■ **TO DO**:
Copy every record exactly, and keep the pictures out.

■ **RECORDS FOR THE EXERCISE**:
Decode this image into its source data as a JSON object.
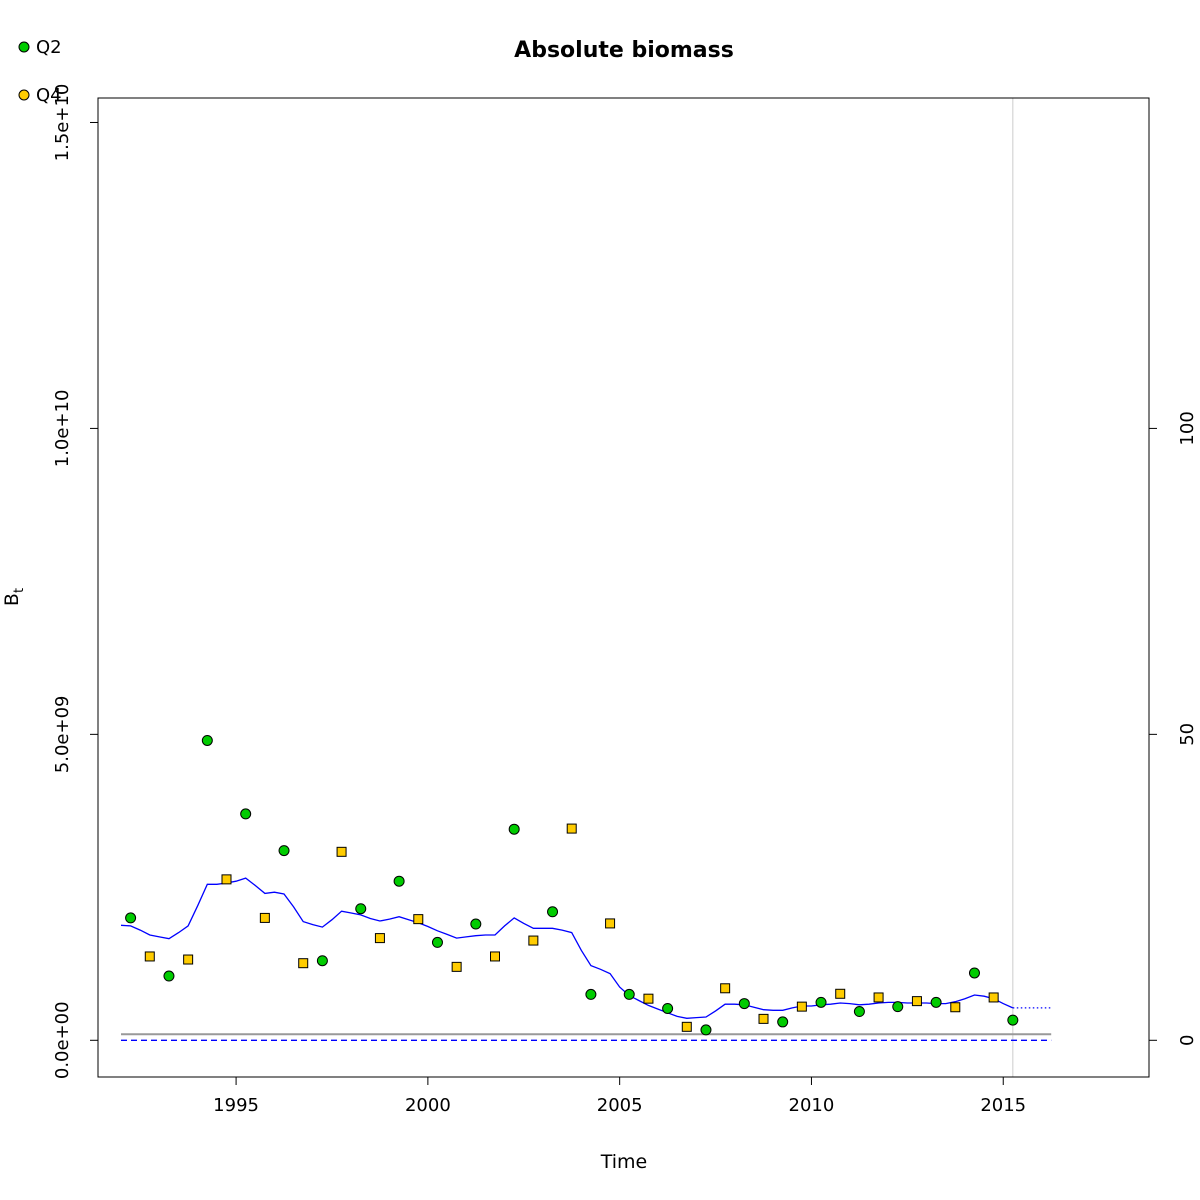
{
  "chart_data": {
    "type": "scatter",
    "title": "Absolute biomass",
    "xlabel": "Time",
    "ylabel": "B",
    "ylabel_subscript": "t",
    "xlim": [
      1991.4,
      2018.8
    ],
    "ylim": [
      -600000000,
      15400000000
    ],
    "y2lim": [
      -6,
      154
    ],
    "x_ticks": [
      1995,
      2000,
      2005,
      2010,
      2015
    ],
    "x_tick_labels": [
      "1995",
      "2000",
      "2005",
      "2010",
      "2015"
    ],
    "y_ticks": [
      0,
      5000000000,
      10000000000,
      15000000000
    ],
    "y_tick_labels": [
      "0.0e+00",
      "5.0e+09",
      "1.0e+10",
      "1.5e+10"
    ],
    "y2_ticks": [
      0,
      50,
      100
    ],
    "y2_tick_labels": [
      "0",
      "50",
      "100"
    ],
    "grid": false,
    "legend_position": "top-left",
    "colors": {
      "q2": "#00cc00",
      "q4": "#ffcc00",
      "biomass_line": "#0000ff",
      "reference_line": "#999999",
      "zero_line": "#0000ff",
      "vline": "#cccccc"
    },
    "series": [
      {
        "name": "Q2",
        "marker": "circle",
        "x": [
          1992.25,
          1993.25,
          1994.25,
          1995.25,
          1996.25,
          1997.25,
          1998.25,
          1999.25,
          2000.25,
          2001.25,
          2002.25,
          2003.25,
          2004.25,
          2005.25,
          2006.25,
          2007.25,
          2008.25,
          2009.25,
          2010.25,
          2011.25,
          2012.25,
          2013.25,
          2014.25,
          2015.25
        ],
        "y": [
          2000000000,
          1050000000,
          4900000000,
          3700000000,
          3100000000,
          1300000000,
          2150000000,
          2600000000,
          1600000000,
          1900000000,
          3450000000,
          2100000000,
          750000000,
          750000000,
          520000000,
          170000000,
          600000000,
          300000000,
          620000000,
          470000000,
          550000000,
          620000000,
          1100000000,
          330000000
        ]
      },
      {
        "name": "Q4",
        "marker": "square",
        "x": [
          1992.75,
          1993.75,
          1994.75,
          1995.75,
          1996.75,
          1997.75,
          1998.75,
          1999.75,
          2000.75,
          2001.75,
          2002.75,
          2003.75,
          2004.75,
          2005.75,
          2006.75,
          2007.75,
          2008.75,
          2009.75,
          2010.75,
          2011.75,
          2012.75,
          2013.75,
          2014.75
        ],
        "y": [
          1370000000,
          1320000000,
          2630000000,
          2000000000,
          1260000000,
          3080000000,
          1670000000,
          1980000000,
          1200000000,
          1370000000,
          1630000000,
          3460000000,
          1910000000,
          680000000,
          220000000,
          850000000,
          350000000,
          550000000,
          760000000,
          700000000,
          640000000,
          540000000,
          700000000
        ]
      },
      {
        "name": "",
        "role": "estimated-biomass",
        "style": "line",
        "x": [
          1992.0,
          1992.25,
          1992.5,
          1992.75,
          1993.0,
          1993.25,
          1993.5,
          1993.75,
          1994.0,
          1994.25,
          1994.5,
          1994.75,
          1995.0,
          1995.25,
          1995.5,
          1995.75,
          1996.0,
          1996.25,
          1996.5,
          1996.75,
          1997.0,
          1997.25,
          1997.5,
          1997.75,
          1998.0,
          1998.25,
          1998.5,
          1998.75,
          1999.0,
          1999.25,
          1999.5,
          1999.75,
          2000.0,
          2000.25,
          2000.5,
          2000.75,
          2001.0,
          2001.25,
          2001.5,
          2001.75,
          2002.0,
          2002.25,
          2002.5,
          2002.75,
          2003.0,
          2003.25,
          2003.5,
          2003.75,
          2004.0,
          2004.25,
          2004.5,
          2004.75,
          2005.0,
          2005.25,
          2005.5,
          2005.75,
          2006.0,
          2006.25,
          2006.5,
          2006.75,
          2007.0,
          2007.25,
          2007.5,
          2007.75,
          2008.0,
          2008.25,
          2008.5,
          2008.75,
          2009.0,
          2009.25,
          2009.5,
          2009.75,
          2010.0,
          2010.25,
          2010.5,
          2010.75,
          2011.0,
          2011.25,
          2011.5,
          2011.75,
          2012.0,
          2012.25,
          2012.5,
          2012.75,
          2013.0,
          2013.25,
          2013.5,
          2013.75,
          2014.0,
          2014.25,
          2014.5,
          2014.75,
          2015.0,
          2015.25
        ],
        "y": [
          1880000000,
          1870000000,
          1800000000,
          1720000000,
          1690000000,
          1660000000,
          1760000000,
          1870000000,
          2200000000,
          2550000000,
          2550000000,
          2570000000,
          2600000000,
          2650000000,
          2530000000,
          2400000000,
          2420000000,
          2390000000,
          2180000000,
          1940000000,
          1890000000,
          1850000000,
          1970000000,
          2110000000,
          2080000000,
          2050000000,
          1990000000,
          1950000000,
          1980000000,
          2020000000,
          1970000000,
          1920000000,
          1860000000,
          1790000000,
          1730000000,
          1670000000,
          1690000000,
          1710000000,
          1720000000,
          1720000000,
          1870000000,
          2000000000,
          1910000000,
          1830000000,
          1830000000,
          1830000000,
          1800000000,
          1760000000,
          1470000000,
          1220000000,
          1160000000,
          1090000000,
          870000000,
          730000000,
          650000000,
          570000000,
          510000000,
          450000000,
          390000000,
          360000000,
          370000000,
          380000000,
          480000000,
          590000000,
          590000000,
          580000000,
          540000000,
          500000000,
          490000000,
          490000000,
          530000000,
          560000000,
          560000000,
          580000000,
          590000000,
          610000000,
          600000000,
          580000000,
          590000000,
          610000000,
          620000000,
          620000000,
          610000000,
          610000000,
          610000000,
          600000000,
          600000000,
          630000000,
          680000000,
          740000000,
          720000000,
          680000000,
          600000000,
          530000000
        ]
      },
      {
        "name": "",
        "role": "forecast",
        "style": "dotted",
        "x": [
          2015.25,
          2016.25
        ],
        "y": [
          530000000,
          530000000
        ]
      },
      {
        "name": "",
        "role": "reference-level",
        "style": "line",
        "x": [
          1992.0,
          2016.25
        ],
        "y": [
          100000000,
          100000000
        ]
      },
      {
        "name": "",
        "role": "zero-level",
        "style": "dashed",
        "x": [
          1992.0,
          2016.25
        ],
        "y": [
          0,
          0
        ]
      }
    ],
    "vlines": [
      2015.25
    ],
    "annotations": []
  }
}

■ **TASK RESULT**:
Decode this image into its source data as a JSON object.
{
  "chart_data": {
    "type": "scatter",
    "title": "Absolute biomass",
    "xlabel": "Time",
    "ylabel": "B",
    "ylabel_subscript": "t",
    "xlim": [
      1991.4,
      2018.8
    ],
    "ylim": [
      -600000000,
      15400000000
    ],
    "y2lim": [
      -6,
      154
    ],
    "x_ticks": [
      1995,
      2000,
      2005,
      2010,
      2015
    ],
    "x_tick_labels": [
      "1995",
      "2000",
      "2005",
      "2010",
      "2015"
    ],
    "y_ticks": [
      0,
      5000000000,
      10000000000,
      15000000000
    ],
    "y_tick_labels": [
      "0.0e+00",
      "5.0e+09",
      "1.0e+10",
      "1.5e+10"
    ],
    "y2_ticks": [
      0,
      50,
      100
    ],
    "y2_tick_labels": [
      "0",
      "50",
      "100"
    ],
    "grid": false,
    "legend_position": "top-left",
    "colors": {
      "q2": "#00cc00",
      "q4": "#ffcc00",
      "biomass_line": "#0000ff",
      "reference_line": "#999999",
      "zero_line": "#0000ff",
      "vline": "#cccccc"
    },
    "series": [
      {
        "name": "Q2",
        "marker": "circle",
        "x": [
          1992.25,
          1993.25,
          1994.25,
          1995.25,
          1996.25,
          1997.25,
          1998.25,
          1999.25,
          2000.25,
          2001.25,
          2002.25,
          2003.25,
          2004.25,
          2005.25,
          2006.25,
          2007.25,
          2008.25,
          2009.25,
          2010.25,
          2011.25,
          2012.25,
          2013.25,
          2014.25,
          2015.25
        ],
        "y": [
          2000000000,
          1050000000,
          4900000000,
          3700000000,
          3100000000,
          1300000000,
          2150000000,
          2600000000,
          1600000000,
          1900000000,
          3450000000,
          2100000000,
          750000000,
          750000000,
          520000000,
          170000000,
          600000000,
          300000000,
          620000000,
          470000000,
          550000000,
          620000000,
          1100000000,
          330000000
        ]
      },
      {
        "name": "Q4",
        "marker": "square",
        "x": [
          1992.75,
          1993.75,
          1994.75,
          1995.75,
          1996.75,
          1997.75,
          1998.75,
          1999.75,
          2000.75,
          2001.75,
          2002.75,
          2003.75,
          2004.75,
          2005.75,
          2006.75,
          2007.75,
          2008.75,
          2009.75,
          2010.75,
          2011.75,
          2012.75,
          2013.75,
          2014.75
        ],
        "y": [
          1370000000,
          1320000000,
          2630000000,
          2000000000,
          1260000000,
          3080000000,
          1670000000,
          1980000000,
          1200000000,
          1370000000,
          1630000000,
          3460000000,
          1910000000,
          680000000,
          220000000,
          850000000,
          350000000,
          550000000,
          760000000,
          700000000,
          640000000,
          540000000,
          700000000
        ]
      },
      {
        "name": "",
        "role": "estimated-biomass",
        "style": "line",
        "x": [
          1992.0,
          1992.25,
          1992.5,
          1992.75,
          1993.0,
          1993.25,
          1993.5,
          1993.75,
          1994.0,
          1994.25,
          1994.5,
          1994.75,
          1995.0,
          1995.25,
          1995.5,
          1995.75,
          1996.0,
          1996.25,
          1996.5,
          1996.75,
          1997.0,
          1997.25,
          1997.5,
          1997.75,
          1998.0,
          1998.25,
          1998.5,
          1998.75,
          1999.0,
          1999.25,
          1999.5,
          1999.75,
          2000.0,
          2000.25,
          2000.5,
          2000.75,
          2001.0,
          2001.25,
          2001.5,
          2001.75,
          2002.0,
          2002.25,
          2002.5,
          2002.75,
          2003.0,
          2003.25,
          2003.5,
          2003.75,
          2004.0,
          2004.25,
          2004.5,
          2004.75,
          2005.0,
          2005.25,
          2005.5,
          2005.75,
          2006.0,
          2006.25,
          2006.5,
          2006.75,
          2007.0,
          2007.25,
          2007.5,
          2007.75,
          2008.0,
          2008.25,
          2008.5,
          2008.75,
          2009.0,
          2009.25,
          2009.5,
          2009.75,
          2010.0,
          2010.25,
          2010.5,
          2010.75,
          2011.0,
          2011.25,
          2011.5,
          2011.75,
          2012.0,
          2012.25,
          2012.5,
          2012.75,
          2013.0,
          2013.25,
          2013.5,
          2013.75,
          2014.0,
          2014.25,
          2014.5,
          2014.75,
          2015.0,
          2015.25
        ],
        "y": [
          1880000000,
          1870000000,
          1800000000,
          1720000000,
          1690000000,
          1660000000,
          1760000000,
          1870000000,
          2200000000,
          2550000000,
          2550000000,
          2570000000,
          2600000000,
          2650000000,
          2530000000,
          2400000000,
          2420000000,
          2390000000,
          2180000000,
          1940000000,
          1890000000,
          1850000000,
          1970000000,
          2110000000,
          2080000000,
          2050000000,
          1990000000,
          1950000000,
          1980000000,
          2020000000,
          1970000000,
          1920000000,
          1860000000,
          1790000000,
          1730000000,
          1670000000,
          1690000000,
          1710000000,
          1720000000,
          1720000000,
          1870000000,
          2000000000,
          1910000000,
          1830000000,
          1830000000,
          1830000000,
          1800000000,
          1760000000,
          1470000000,
          1220000000,
          1160000000,
          1090000000,
          870000000,
          730000000,
          650000000,
          570000000,
          510000000,
          450000000,
          390000000,
          360000000,
          370000000,
          380000000,
          480000000,
          590000000,
          590000000,
          580000000,
          540000000,
          500000000,
          490000000,
          490000000,
          530000000,
          560000000,
          560000000,
          580000000,
          590000000,
          610000000,
          600000000,
          580000000,
          590000000,
          610000000,
          620000000,
          620000000,
          610000000,
          610000000,
          610000000,
          600000000,
          600000000,
          630000000,
          680000000,
          740000000,
          720000000,
          680000000,
          600000000,
          530000000
        ]
      },
      {
        "name": "",
        "role": "forecast",
        "style": "dotted",
        "x": [
          2015.25,
          2016.25
        ],
        "y": [
          530000000,
          530000000
        ]
      },
      {
        "name": "",
        "role": "reference-level",
        "style": "line",
        "x": [
          1992.0,
          2016.25
        ],
        "y": [
          100000000,
          100000000
        ]
      },
      {
        "name": "",
        "role": "zero-level",
        "style": "dashed",
        "x": [
          1992.0,
          2016.25
        ],
        "y": [
          0,
          0
        ]
      }
    ],
    "vlines": [
      2015.25
    ],
    "annotations": []
  }
}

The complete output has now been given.